Short problem: Lines holding the string "Network" are the ones to copy; find them all in the data.

Source records:
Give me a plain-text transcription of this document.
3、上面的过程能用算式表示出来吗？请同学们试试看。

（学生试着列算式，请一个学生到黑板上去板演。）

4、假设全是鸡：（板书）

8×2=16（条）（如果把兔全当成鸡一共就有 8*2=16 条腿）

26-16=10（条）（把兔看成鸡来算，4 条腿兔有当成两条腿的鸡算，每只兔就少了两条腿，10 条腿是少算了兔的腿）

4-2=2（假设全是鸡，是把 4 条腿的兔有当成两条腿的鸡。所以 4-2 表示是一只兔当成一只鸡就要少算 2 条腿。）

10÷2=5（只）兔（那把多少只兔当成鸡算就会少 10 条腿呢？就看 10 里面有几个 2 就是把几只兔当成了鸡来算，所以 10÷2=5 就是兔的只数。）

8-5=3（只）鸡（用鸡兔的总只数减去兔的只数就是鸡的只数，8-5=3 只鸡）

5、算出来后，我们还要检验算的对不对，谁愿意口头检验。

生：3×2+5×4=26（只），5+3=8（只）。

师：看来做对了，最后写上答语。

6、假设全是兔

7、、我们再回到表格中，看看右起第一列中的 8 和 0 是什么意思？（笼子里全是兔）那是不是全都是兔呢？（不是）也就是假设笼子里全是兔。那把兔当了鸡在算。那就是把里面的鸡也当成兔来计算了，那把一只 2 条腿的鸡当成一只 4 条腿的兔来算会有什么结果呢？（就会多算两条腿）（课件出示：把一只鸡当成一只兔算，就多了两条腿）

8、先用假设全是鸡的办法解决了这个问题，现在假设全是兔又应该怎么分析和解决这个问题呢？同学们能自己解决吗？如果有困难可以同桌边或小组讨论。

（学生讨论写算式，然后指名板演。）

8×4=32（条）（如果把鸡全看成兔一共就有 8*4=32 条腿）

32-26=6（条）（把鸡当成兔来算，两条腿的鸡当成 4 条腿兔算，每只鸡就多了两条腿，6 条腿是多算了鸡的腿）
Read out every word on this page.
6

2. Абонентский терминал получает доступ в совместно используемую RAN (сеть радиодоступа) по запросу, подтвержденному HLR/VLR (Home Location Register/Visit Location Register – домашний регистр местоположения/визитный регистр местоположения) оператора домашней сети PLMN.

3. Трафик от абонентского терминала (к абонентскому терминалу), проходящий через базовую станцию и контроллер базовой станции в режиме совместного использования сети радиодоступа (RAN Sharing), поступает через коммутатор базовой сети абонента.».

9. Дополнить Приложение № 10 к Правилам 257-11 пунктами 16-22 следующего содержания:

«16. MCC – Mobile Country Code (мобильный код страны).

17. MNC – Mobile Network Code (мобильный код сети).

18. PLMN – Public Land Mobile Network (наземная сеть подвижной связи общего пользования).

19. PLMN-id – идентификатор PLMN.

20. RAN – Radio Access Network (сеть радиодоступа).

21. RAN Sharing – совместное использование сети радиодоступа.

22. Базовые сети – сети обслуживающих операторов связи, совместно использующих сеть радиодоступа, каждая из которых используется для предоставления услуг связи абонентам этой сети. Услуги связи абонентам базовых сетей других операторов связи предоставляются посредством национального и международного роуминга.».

Result of this exercise:
17. MNC – Mobile Network Code (мобильный код сети).
18. PLMN – Public Land Mobile Network (наземная сеть подвижной связи общего пользования).
20. RAN – Radio Access Network (сеть радиодоступа).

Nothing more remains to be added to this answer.